Collection entries:
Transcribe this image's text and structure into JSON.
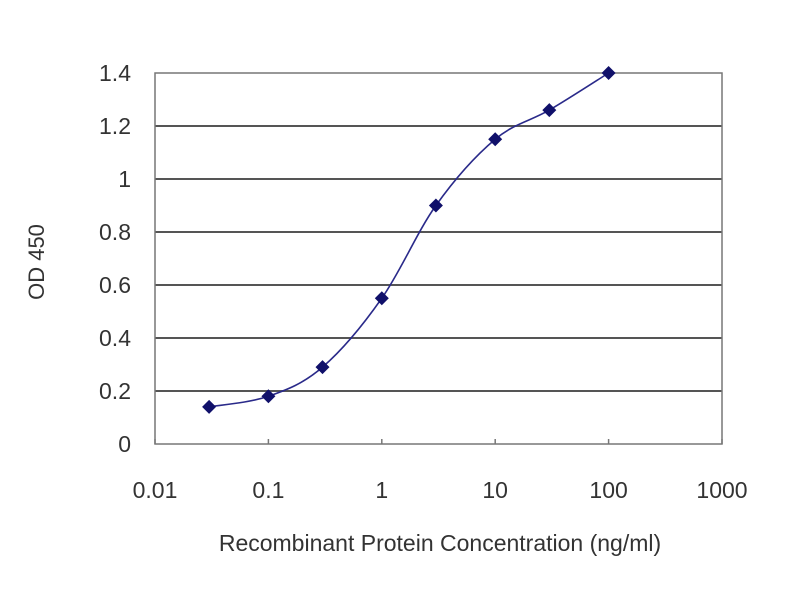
{
  "chart_data": {
    "type": "line",
    "title": "",
    "xlabel": "Recombinant Protein Concentration (ng/ml)",
    "ylabel": "OD 450",
    "x_scale": "log",
    "xlim": [
      0.01,
      1000
    ],
    "ylim": [
      0,
      1.4
    ],
    "x_ticks": [
      "0.01",
      "0.1",
      "1",
      "10",
      "100",
      "1000"
    ],
    "y_ticks": [
      "0",
      "0.2",
      "0.4",
      "0.6",
      "0.8",
      "1",
      "1.2",
      "1.4"
    ],
    "grid": "horizontal",
    "series": [
      {
        "x": [
          0.03,
          0.1,
          0.3,
          1,
          3,
          10,
          30,
          100
        ],
        "y": [
          0.14,
          0.18,
          0.29,
          0.55,
          0.9,
          1.15,
          1.26,
          1.4
        ],
        "marker": "diamond",
        "smooth": true
      }
    ],
    "colors": {
      "line": "#2a2a8a",
      "marker": "#10106a",
      "grid": "#555555"
    }
  }
}
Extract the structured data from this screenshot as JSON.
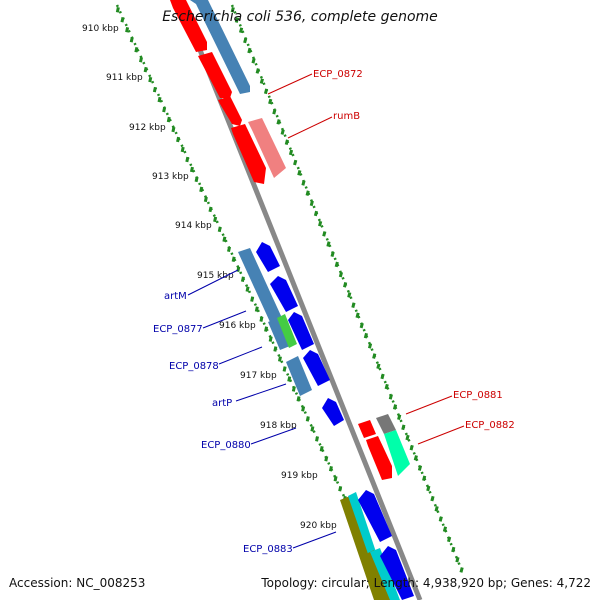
{
  "title": "Escherichia coli 536, complete genome",
  "accession": "Accession: NC_008253",
  "topology": "Topology: circular; Length: 4,938,920 bp; Genes: 4,722",
  "kbp_labels": [
    "910 kbp",
    "911 kbp",
    "912 kbp",
    "913 kbp",
    "914 kbp",
    "915 kbp",
    "916 kbp",
    "917 kbp",
    "918 kbp",
    "919 kbp",
    "920 kbp"
  ],
  "genes_right": [
    {
      "name": "ECP_0872",
      "color": "#cc0000"
    },
    {
      "name": "rumB",
      "color": "#cc0000"
    },
    {
      "name": "ECP_0881",
      "color": "#cc0000"
    },
    {
      "name": "ECP_0882",
      "color": "#cc0000"
    }
  ],
  "genes_left": [
    {
      "name": "artM",
      "color": "#0000aa"
    },
    {
      "name": "ECP_0877",
      "color": "#0000aa"
    },
    {
      "name": "ECP_0878",
      "color": "#0000aa"
    },
    {
      "name": "artP",
      "color": "#0000aa"
    },
    {
      "name": "ECP_0880",
      "color": "#0000aa"
    },
    {
      "name": "ECP_0883",
      "color": "#0000aa"
    }
  ],
  "colors": {
    "forward_cds": "#ff0000",
    "forward_rna": "#f08080",
    "reverse_cds": "#0000ee",
    "other_cds": "#4682b4",
    "green_cds": "#44cc44",
    "teal_cds": "#00ffaa",
    "gray_cds": "#777777",
    "olive_cds": "#808000",
    "cyan_cds": "#00cccc",
    "backbone": "#999999",
    "ticks": "#228b22"
  }
}
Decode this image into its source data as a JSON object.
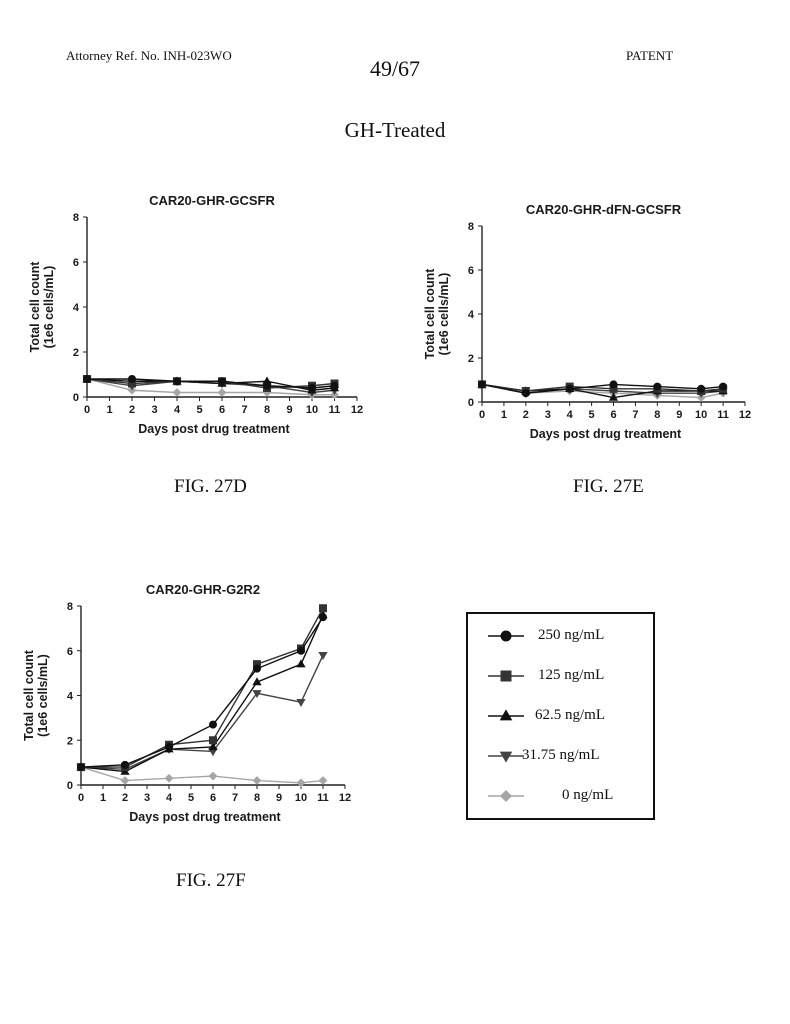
{
  "header": {
    "attorney_ref": "Attorney Ref. No. INH-023WO",
    "page_number": "49/67",
    "patent_label": "PATENT"
  },
  "heading": "GH-Treated",
  "legend": {
    "entries": [
      {
        "label": "250 ng/mL",
        "marker": "circle",
        "color": "#111111"
      },
      {
        "label": "125 ng/mL",
        "marker": "square",
        "color": "#333333"
      },
      {
        "label": "62.5 ng/mL",
        "marker": "triangle-up",
        "color": "#111111"
      },
      {
        "label": "31.75 ng/mL",
        "marker": "triangle-down",
        "color": "#444444"
      },
      {
        "label": "0 ng/mL",
        "marker": "diamond",
        "color": "#a6a6a6"
      }
    ]
  },
  "chart_data": [
    {
      "figure_label": "FIG. 27D",
      "type": "line",
      "title": "CAR20-GHR-GCSFR",
      "xlabel": "Days post drug treatment",
      "ylabel_line1": "Total cell count",
      "ylabel_line2": "(1e6 cells/mL)",
      "xlim": [
        0,
        12
      ],
      "ylim": [
        0,
        8
      ],
      "xticks": [
        "0",
        "1",
        "2",
        "3",
        "4",
        "5",
        "6",
        "7",
        "8",
        "9",
        "10",
        "11",
        "12"
      ],
      "yticks": [
        "0",
        "2",
        "4",
        "6",
        "8"
      ],
      "grid": false,
      "series": [
        {
          "marker": "circle",
          "x": [
            0,
            2,
            4,
            6,
            8,
            10,
            11
          ],
          "y": [
            0.8,
            0.8,
            0.7,
            0.7,
            0.5,
            0.4,
            0.5
          ]
        },
        {
          "marker": "square",
          "x": [
            0,
            2,
            4,
            6,
            8,
            10,
            11
          ],
          "y": [
            0.8,
            0.6,
            0.7,
            0.7,
            0.4,
            0.5,
            0.6
          ]
        },
        {
          "marker": "triangle-up",
          "x": [
            0,
            2,
            4,
            6,
            8,
            10,
            11
          ],
          "y": [
            0.8,
            0.7,
            0.7,
            0.6,
            0.7,
            0.3,
            0.4
          ]
        },
        {
          "marker": "triangle-down",
          "x": [
            0,
            2,
            4,
            6,
            8,
            10,
            11
          ],
          "y": [
            0.8,
            0.5,
            0.7,
            0.6,
            0.5,
            0.2,
            0.3
          ]
        },
        {
          "marker": "diamond",
          "x": [
            0,
            2,
            4,
            6,
            8,
            10,
            11
          ],
          "y": [
            0.8,
            0.3,
            0.2,
            0.2,
            0.2,
            0.1,
            0.1
          ]
        }
      ]
    },
    {
      "figure_label": "FIG. 27E",
      "type": "line",
      "title": "CAR20-GHR-dFN-GCSFR",
      "xlabel": "Days post drug treatment",
      "ylabel_line1": "Total cell count",
      "ylabel_line2": "(1e6 cells/mL)",
      "xlim": [
        0,
        12
      ],
      "ylim": [
        0,
        8
      ],
      "xticks": [
        "0",
        "1",
        "2",
        "3",
        "4",
        "5",
        "6",
        "7",
        "8",
        "9",
        "10",
        "11",
        "12"
      ],
      "yticks": [
        "0",
        "2",
        "4",
        "6",
        "8"
      ],
      "grid": false,
      "series": [
        {
          "marker": "circle",
          "x": [
            0,
            2,
            4,
            6,
            8,
            10,
            11
          ],
          "y": [
            0.8,
            0.4,
            0.6,
            0.8,
            0.7,
            0.6,
            0.7
          ]
        },
        {
          "marker": "square",
          "x": [
            0,
            2,
            4,
            6,
            8,
            10,
            11
          ],
          "y": [
            0.8,
            0.5,
            0.7,
            0.6,
            0.6,
            0.5,
            0.6
          ]
        },
        {
          "marker": "triangle-up",
          "x": [
            0,
            2,
            4,
            6,
            8,
            10,
            11
          ],
          "y": [
            0.8,
            0.5,
            0.6,
            0.2,
            0.5,
            0.5,
            0.5
          ]
        },
        {
          "marker": "triangle-down",
          "x": [
            0,
            2,
            4,
            6,
            8,
            10,
            11
          ],
          "y": [
            0.8,
            0.4,
            0.6,
            0.5,
            0.4,
            0.4,
            0.5
          ]
        },
        {
          "marker": "diamond",
          "x": [
            0,
            2,
            4,
            6,
            8,
            10,
            11
          ],
          "y": [
            0.8,
            0.4,
            0.5,
            0.4,
            0.3,
            0.2,
            0.4
          ]
        }
      ]
    },
    {
      "figure_label": "FIG. 27F",
      "type": "line",
      "title": "CAR20-GHR-G2R2",
      "xlabel": "Days post drug treatment",
      "ylabel_line1": "Total cell count",
      "ylabel_line2": "(1e6 cells/mL)",
      "xlim": [
        0,
        12
      ],
      "ylim": [
        0,
        8
      ],
      "xticks": [
        "0",
        "1",
        "2",
        "3",
        "4",
        "5",
        "6",
        "7",
        "8",
        "9",
        "10",
        "11",
        "12"
      ],
      "yticks": [
        "0",
        "2",
        "4",
        "6",
        "8"
      ],
      "grid": false,
      "series": [
        {
          "marker": "circle",
          "x": [
            0,
            2,
            4,
            6,
            8,
            10,
            11
          ],
          "y": [
            0.8,
            0.9,
            1.7,
            2.7,
            5.2,
            6.0,
            7.5
          ]
        },
        {
          "marker": "square",
          "x": [
            0,
            2,
            4,
            6,
            8,
            10,
            11
          ],
          "y": [
            0.8,
            0.8,
            1.8,
            2.0,
            5.4,
            6.1,
            7.9
          ]
        },
        {
          "marker": "triangle-up",
          "x": [
            0,
            2,
            4,
            6,
            8,
            10,
            11
          ],
          "y": [
            0.8,
            0.6,
            1.6,
            1.7,
            4.6,
            5.4,
            7.6
          ]
        },
        {
          "marker": "triangle-down",
          "x": [
            0,
            2,
            4,
            6,
            8,
            10,
            11
          ],
          "y": [
            0.8,
            0.7,
            1.6,
            1.5,
            4.1,
            3.7,
            5.8
          ]
        },
        {
          "marker": "diamond",
          "x": [
            0,
            2,
            4,
            6,
            8,
            10,
            11
          ],
          "y": [
            0.8,
            0.2,
            0.3,
            0.4,
            0.2,
            0.1,
            0.2
          ]
        }
      ]
    }
  ]
}
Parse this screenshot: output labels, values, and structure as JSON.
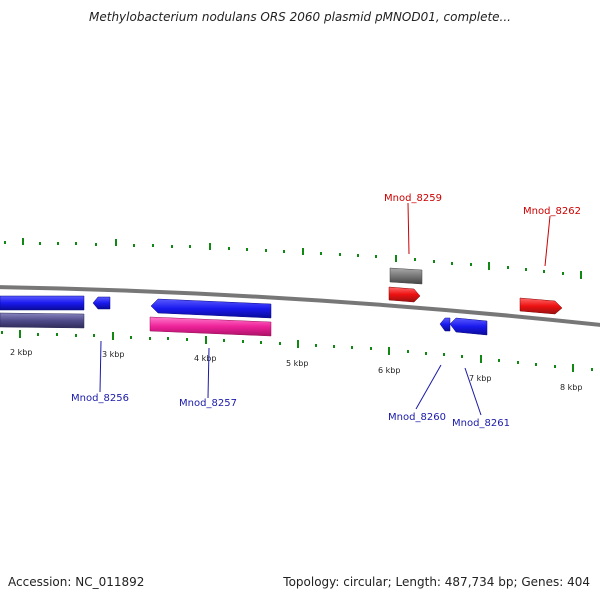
{
  "title": "Methylobacterium nodulans ORS 2060 plasmid pMNOD01, complete...",
  "footer": {
    "accession": "Accession: NC_011892",
    "summary": "Topology: circular; Length: 487,734 bp; Genes: 404"
  },
  "ruler_labels": [
    "2 kbp",
    "3 kbp",
    "4 kbp",
    "5 kbp",
    "6 kbp",
    "7 kbp",
    "8 kbp"
  ],
  "gene_labels": {
    "g8256": "Mnod_8256",
    "g8257": "Mnod_8257",
    "g8259": "Mnod_8259",
    "g8260": "Mnod_8260",
    "g8261": "Mnod_8261",
    "g8262": "Mnod_8262"
  },
  "colors": {
    "forward_gene": "#ee1111",
    "reverse_gene": "#1a1aee",
    "highlight_gene": "#ee2299",
    "label_forward": "#cc0000",
    "label_reverse": "#1a1aaa",
    "tick": "#118811",
    "backbone": "#777777"
  }
}
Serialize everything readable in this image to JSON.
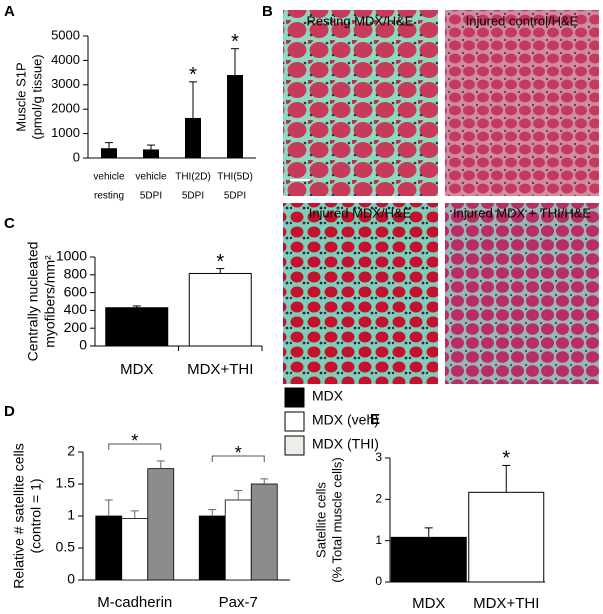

◆ **WHAT IS BEING ASKED**:
Copy exactly the lines from the line that contains "Parse this screenshot: output" through the last line of the records above, both ends included, but leave out the pictures.

◆ **SOLUTION TO THIS EXERCISE**:
Parse this screenshot: output labels, values, and structure as JSON.
{
  "title": "Methylobacterium nodulans ORS 2060 plasmid pMNOD01, complete...",
  "footer": {
    "accession": "Accession: NC_011892",
    "summary": "Topology: circular; Length: 487,734 bp; Genes: 404"
  },
  "ruler_labels": [
    "2 kbp",
    "3 kbp",
    "4 kbp",
    "5 kbp",
    "6 kbp",
    "7 kbp",
    "8 kbp"
  ],
  "gene_labels": {
    "g8256": "Mnod_8256",
    "g8257": "Mnod_8257",
    "g8259": "Mnod_8259",
    "g8260": "Mnod_8260",
    "g8261": "Mnod_8261",
    "g8262": "Mnod_8262"
  },
  "colors": {
    "forward_gene": "#ee1111",
    "reverse_gene": "#1a1aee",
    "highlight_gene": "#ee2299",
    "label_forward": "#cc0000",
    "label_reverse": "#1a1aaa",
    "tick": "#118811",
    "backbone": "#777777"
  }
}
Serialize everything readable in this image to JSON.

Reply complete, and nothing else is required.